→ Task prompt: Copy out the records in full, word for word, without pictures.

→ Input rows:
━━━

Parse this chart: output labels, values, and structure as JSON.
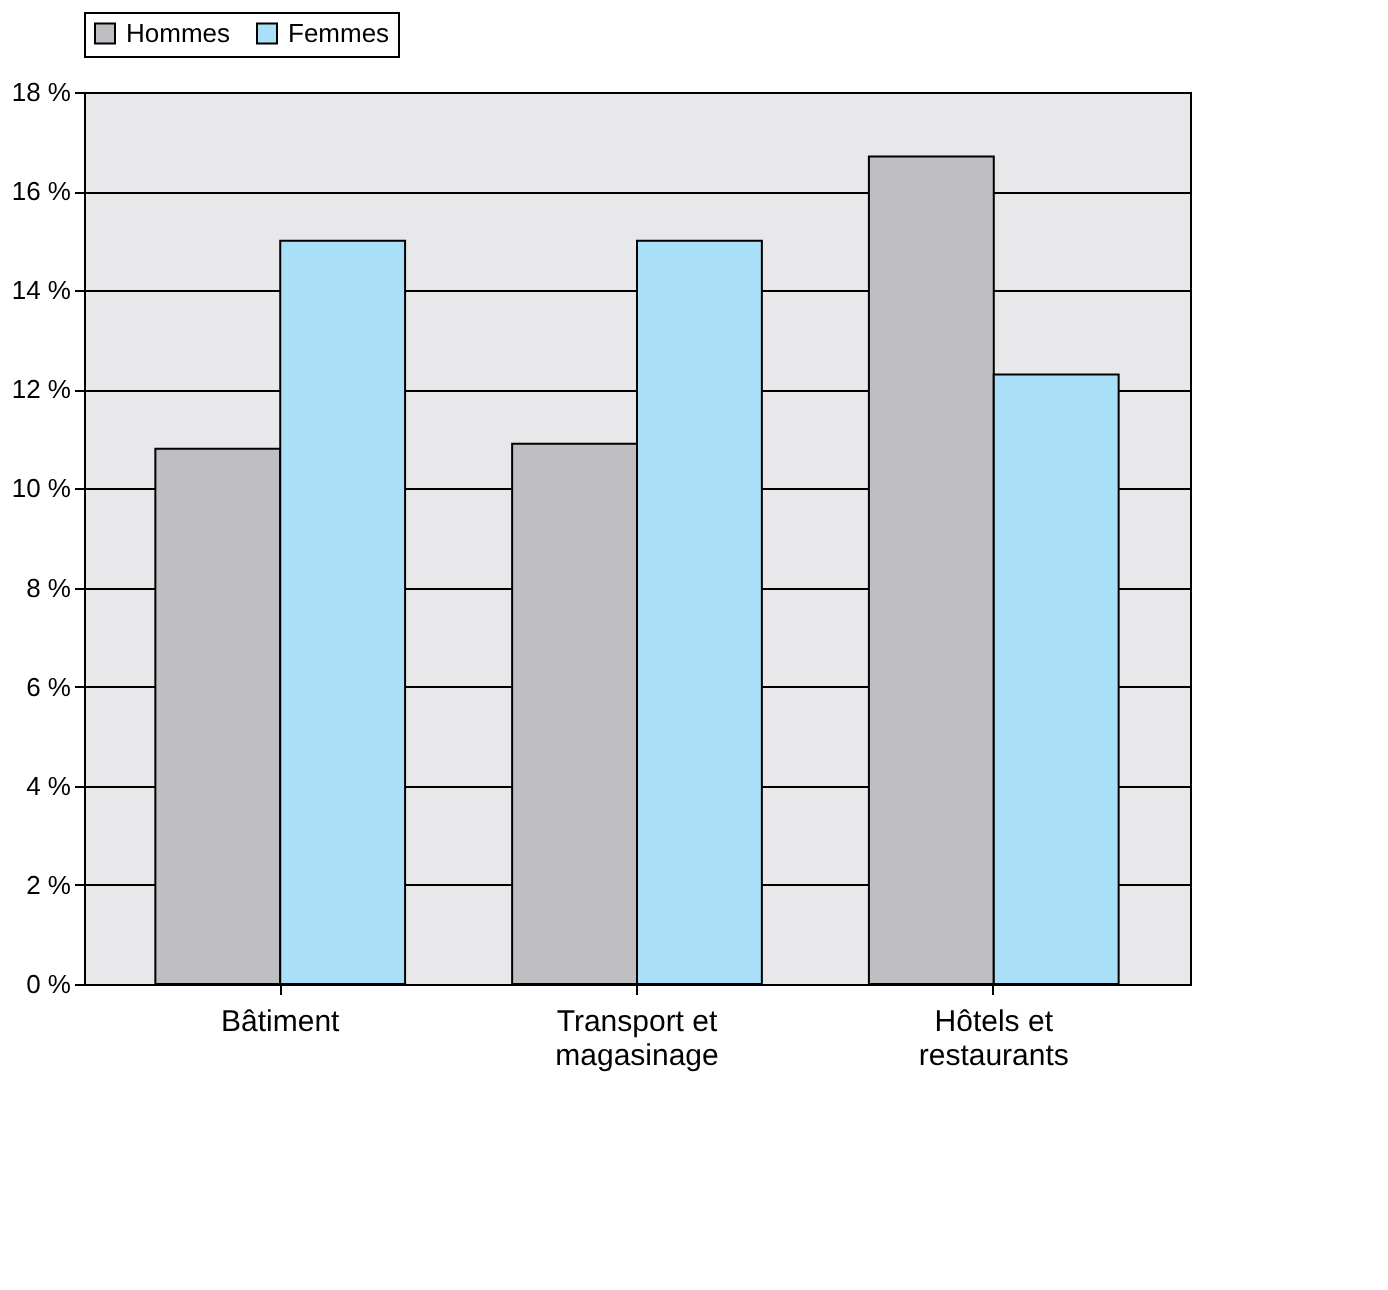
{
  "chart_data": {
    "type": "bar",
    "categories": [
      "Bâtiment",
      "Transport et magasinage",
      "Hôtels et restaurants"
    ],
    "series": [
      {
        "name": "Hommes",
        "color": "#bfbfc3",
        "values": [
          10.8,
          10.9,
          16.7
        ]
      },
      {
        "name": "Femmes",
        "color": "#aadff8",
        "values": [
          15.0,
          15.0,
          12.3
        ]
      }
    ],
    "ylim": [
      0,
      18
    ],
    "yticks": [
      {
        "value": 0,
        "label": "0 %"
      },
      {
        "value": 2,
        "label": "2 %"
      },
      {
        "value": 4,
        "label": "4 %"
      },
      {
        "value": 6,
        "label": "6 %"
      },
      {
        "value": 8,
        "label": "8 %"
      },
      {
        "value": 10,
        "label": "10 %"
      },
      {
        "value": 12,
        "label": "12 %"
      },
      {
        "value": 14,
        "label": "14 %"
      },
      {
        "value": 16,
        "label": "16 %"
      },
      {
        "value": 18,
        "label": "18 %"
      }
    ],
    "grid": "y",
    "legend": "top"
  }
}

━━━

→ Task result:
Parse this chart: output labels, values, and structure as JSON.
{
  "chart_data": {
    "type": "bar",
    "categories": [
      "Bâtiment",
      "Transport et magasinage",
      "Hôtels et restaurants"
    ],
    "series": [
      {
        "name": "Hommes",
        "color": "#bfbfc3",
        "values": [
          10.8,
          10.9,
          16.7
        ]
      },
      {
        "name": "Femmes",
        "color": "#aadff8",
        "values": [
          15.0,
          15.0,
          12.3
        ]
      }
    ],
    "ylim": [
      0,
      18
    ],
    "yticks": [
      {
        "value": 0,
        "label": "0 %"
      },
      {
        "value": 2,
        "label": "2 %"
      },
      {
        "value": 4,
        "label": "4 %"
      },
      {
        "value": 6,
        "label": "6 %"
      },
      {
        "value": 8,
        "label": "8 %"
      },
      {
        "value": 10,
        "label": "10 %"
      },
      {
        "value": 12,
        "label": "12 %"
      },
      {
        "value": 14,
        "label": "14 %"
      },
      {
        "value": 16,
        "label": "16 %"
      },
      {
        "value": 18,
        "label": "18 %"
      }
    ],
    "grid": "y",
    "legend": "top"
  }
}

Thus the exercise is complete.